Instructions for the task: Reproduce every entry that follows word for word, but omit the images.

* begin Dataset records *

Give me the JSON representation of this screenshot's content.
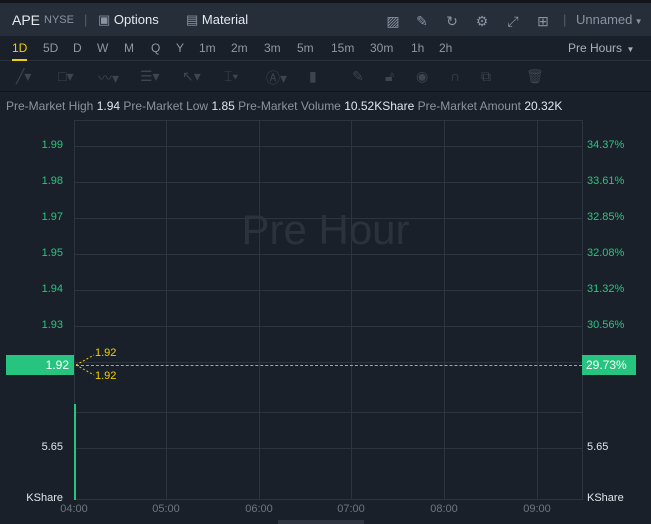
{
  "header": {
    "symbol": "APE",
    "exchange": "NYSE",
    "options_label": "Options",
    "material_label": "Material",
    "layout_label": "Unnamed"
  },
  "periods": [
    "1D",
    "5D",
    "D",
    "W",
    "M",
    "Q",
    "Y",
    "1m",
    "2m",
    "3m",
    "5m",
    "15m",
    "30m",
    "1h",
    "2h"
  ],
  "active_period": "1D",
  "session_select": "Pre Hours",
  "info": {
    "high_label": "Pre-Market High",
    "high": "1.94",
    "low_label": "Pre-Market Low",
    "low": "1.85",
    "volume_label": "Pre-Market Volume",
    "volume": "10.52KShare",
    "amount_label": "Pre-Market Amount",
    "amount": "20.32K"
  },
  "chart": {
    "watermark": "Pre Hour",
    "left_axis": [
      "1.99",
      "1.98",
      "1.97",
      "1.95",
      "1.94",
      "1.93"
    ],
    "right_axis": [
      "34.37%",
      "33.61%",
      "32.85%",
      "32.08%",
      "31.32%",
      "30.56%"
    ],
    "current_price": "1.92",
    "current_pct": "29.73%",
    "marker_high": "1.92",
    "marker_low": "1.92",
    "volume_tick": "5.65",
    "volume_unit": "KShare",
    "x_ticks": [
      "04:00",
      "05:00",
      "06:00",
      "07:00",
      "08:00",
      "09:00"
    ],
    "colors": {
      "up": "#27c47f",
      "marker": "#f0d000"
    }
  }
}
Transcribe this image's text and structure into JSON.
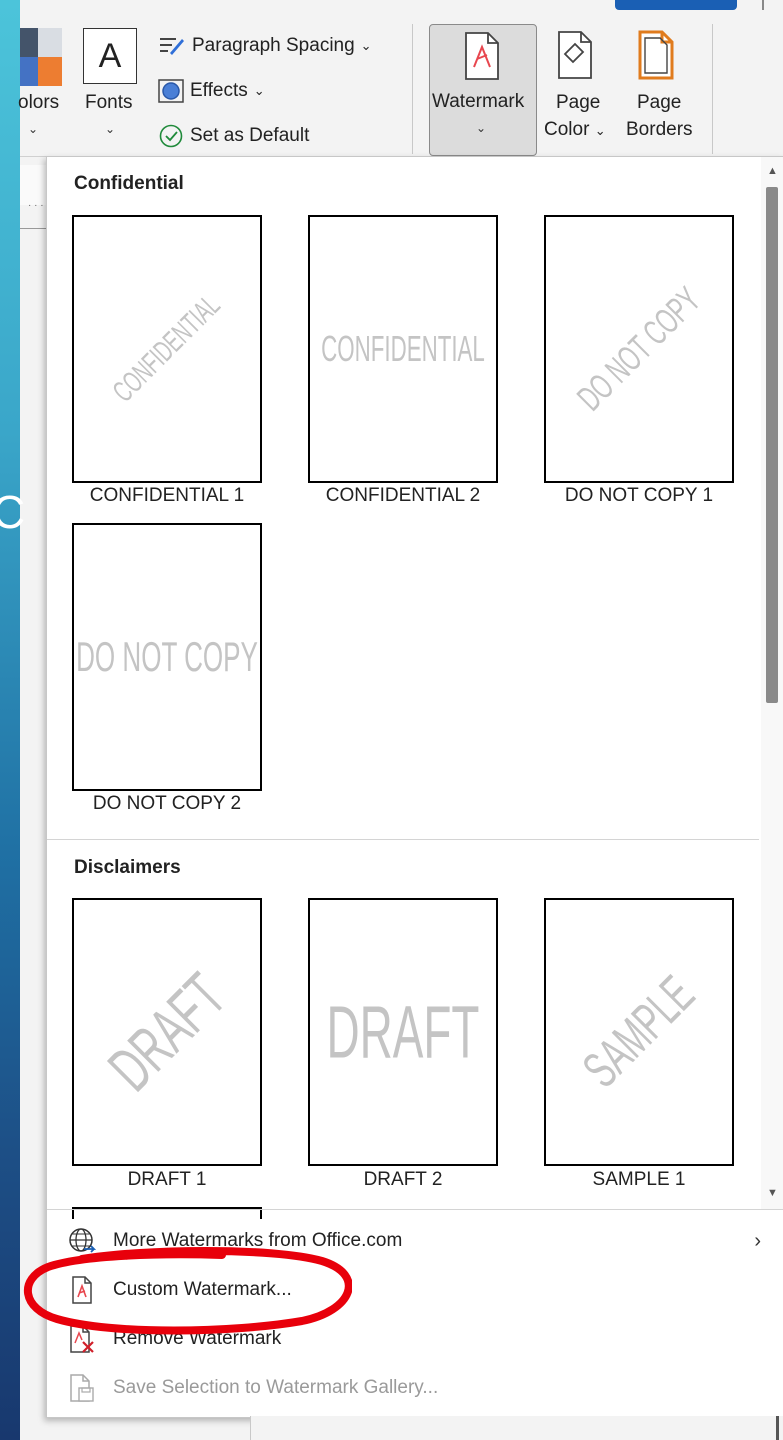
{
  "ribbon": {
    "colors_label": "olors",
    "fonts_icon_letter": "A",
    "fonts_label": "Fonts",
    "paragraph_spacing_label": "Paragraph Spacing",
    "effects_label": "Effects",
    "set_as_default_label": "Set as Default",
    "watermark_label": "Watermark",
    "page_color_label_1": "Page",
    "page_color_label_2": "Color",
    "page_borders_label_1": "Page",
    "page_borders_label_2": "Borders"
  },
  "gallery": {
    "sections": [
      {
        "heading": "Confidential",
        "items": [
          {
            "label": "CONFIDENTIAL 1",
            "watermark_text": "CONFIDENTIAL",
            "style": "diagonal"
          },
          {
            "label": "CONFIDENTIAL 2",
            "watermark_text": "CONFIDENTIAL",
            "style": "horizontal"
          },
          {
            "label": "DO NOT COPY 1",
            "watermark_text": "DO NOT COPY",
            "style": "diagonal"
          },
          {
            "label": "DO NOT COPY 2",
            "watermark_text": "DO NOT COPY",
            "style": "horizontal"
          }
        ]
      },
      {
        "heading": "Disclaimers",
        "items": [
          {
            "label": "DRAFT 1",
            "watermark_text": "DRAFT",
            "style": "diagonal"
          },
          {
            "label": "DRAFT 2",
            "watermark_text": "DRAFT",
            "style": "horizontal"
          },
          {
            "label": "SAMPLE 1",
            "watermark_text": "SAMPLE",
            "style": "diagonal"
          }
        ]
      }
    ]
  },
  "menu": {
    "more_watermarks": "More Watermarks from Office.com",
    "custom_watermark": "Custom Watermark...",
    "remove_watermark": "Remove Watermark",
    "save_selection": "Save Selection to Watermark Gallery..."
  },
  "colors": {
    "annotation_red": "#e8000b",
    "accent_blue": "#1a5fb4",
    "watermark_icon_red": "#e8474f",
    "page_borders_orange": "#e07b1d"
  },
  "icons": {
    "globe": "globe-icon",
    "custom": "custom-watermark-icon",
    "remove": "remove-watermark-icon",
    "save": "save-to-gallery-icon"
  }
}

* end Dataset records *

Solution to the problem:
Give me the JSON representation of this screenshot's content.
{
  "header": {
    "symbol": "APE",
    "exchange": "NYSE",
    "options_label": "Options",
    "material_label": "Material",
    "layout_label": "Unnamed"
  },
  "periods": [
    "1D",
    "5D",
    "D",
    "W",
    "M",
    "Q",
    "Y",
    "1m",
    "2m",
    "3m",
    "5m",
    "15m",
    "30m",
    "1h",
    "2h"
  ],
  "active_period": "1D",
  "session_select": "Pre Hours",
  "info": {
    "high_label": "Pre-Market High",
    "high": "1.94",
    "low_label": "Pre-Market Low",
    "low": "1.85",
    "volume_label": "Pre-Market Volume",
    "volume": "10.52KShare",
    "amount_label": "Pre-Market Amount",
    "amount": "20.32K"
  },
  "chart": {
    "watermark": "Pre Hour",
    "left_axis": [
      "1.99",
      "1.98",
      "1.97",
      "1.95",
      "1.94",
      "1.93"
    ],
    "right_axis": [
      "34.37%",
      "33.61%",
      "32.85%",
      "32.08%",
      "31.32%",
      "30.56%"
    ],
    "current_price": "1.92",
    "current_pct": "29.73%",
    "marker_high": "1.92",
    "marker_low": "1.92",
    "volume_tick": "5.65",
    "volume_unit": "KShare",
    "x_ticks": [
      "04:00",
      "05:00",
      "06:00",
      "07:00",
      "08:00",
      "09:00"
    ],
    "colors": {
      "up": "#27c47f",
      "marker": "#f0d000"
    }
  }
}
Transcribe this image's text and structure into JSON.
{
  "ribbon": {
    "colors_label": "olors",
    "fonts_icon_letter": "A",
    "fonts_label": "Fonts",
    "paragraph_spacing_label": "Paragraph Spacing",
    "effects_label": "Effects",
    "set_as_default_label": "Set as Default",
    "watermark_label": "Watermark",
    "page_color_label_1": "Page",
    "page_color_label_2": "Color",
    "page_borders_label_1": "Page",
    "page_borders_label_2": "Borders"
  },
  "gallery": {
    "sections": [
      {
        "heading": "Confidential",
        "items": [
          {
            "label": "CONFIDENTIAL 1",
            "watermark_text": "CONFIDENTIAL",
            "style": "diagonal"
          },
          {
            "label": "CONFIDENTIAL 2",
            "watermark_text": "CONFIDENTIAL",
            "style": "horizontal"
          },
          {
            "label": "DO NOT COPY 1",
            "watermark_text": "DO NOT COPY",
            "style": "diagonal"
          },
          {
            "label": "DO NOT COPY 2",
            "watermark_text": "DO NOT COPY",
            "style": "horizontal"
          }
        ]
      },
      {
        "heading": "Disclaimers",
        "items": [
          {
            "label": "DRAFT 1",
            "watermark_text": "DRAFT",
            "style": "diagonal"
          },
          {
            "label": "DRAFT 2",
            "watermark_text": "DRAFT",
            "style": "horizontal"
          },
          {
            "label": "SAMPLE 1",
            "watermark_text": "SAMPLE",
            "style": "diagonal"
          }
        ]
      }
    ]
  },
  "menu": {
    "more_watermarks": "More Watermarks from Office.com",
    "custom_watermark": "Custom Watermark...",
    "remove_watermark": "Remove Watermark",
    "save_selection": "Save Selection to Watermark Gallery..."
  },
  "colors": {
    "annotation_red": "#e8000b",
    "accent_blue": "#1a5fb4",
    "watermark_icon_red": "#e8474f",
    "page_borders_orange": "#e07b1d"
  },
  "icons": {
    "globe": "globe-icon",
    "custom": "custom-watermark-icon",
    "remove": "remove-watermark-icon",
    "save": "save-to-gallery-icon"
  }
}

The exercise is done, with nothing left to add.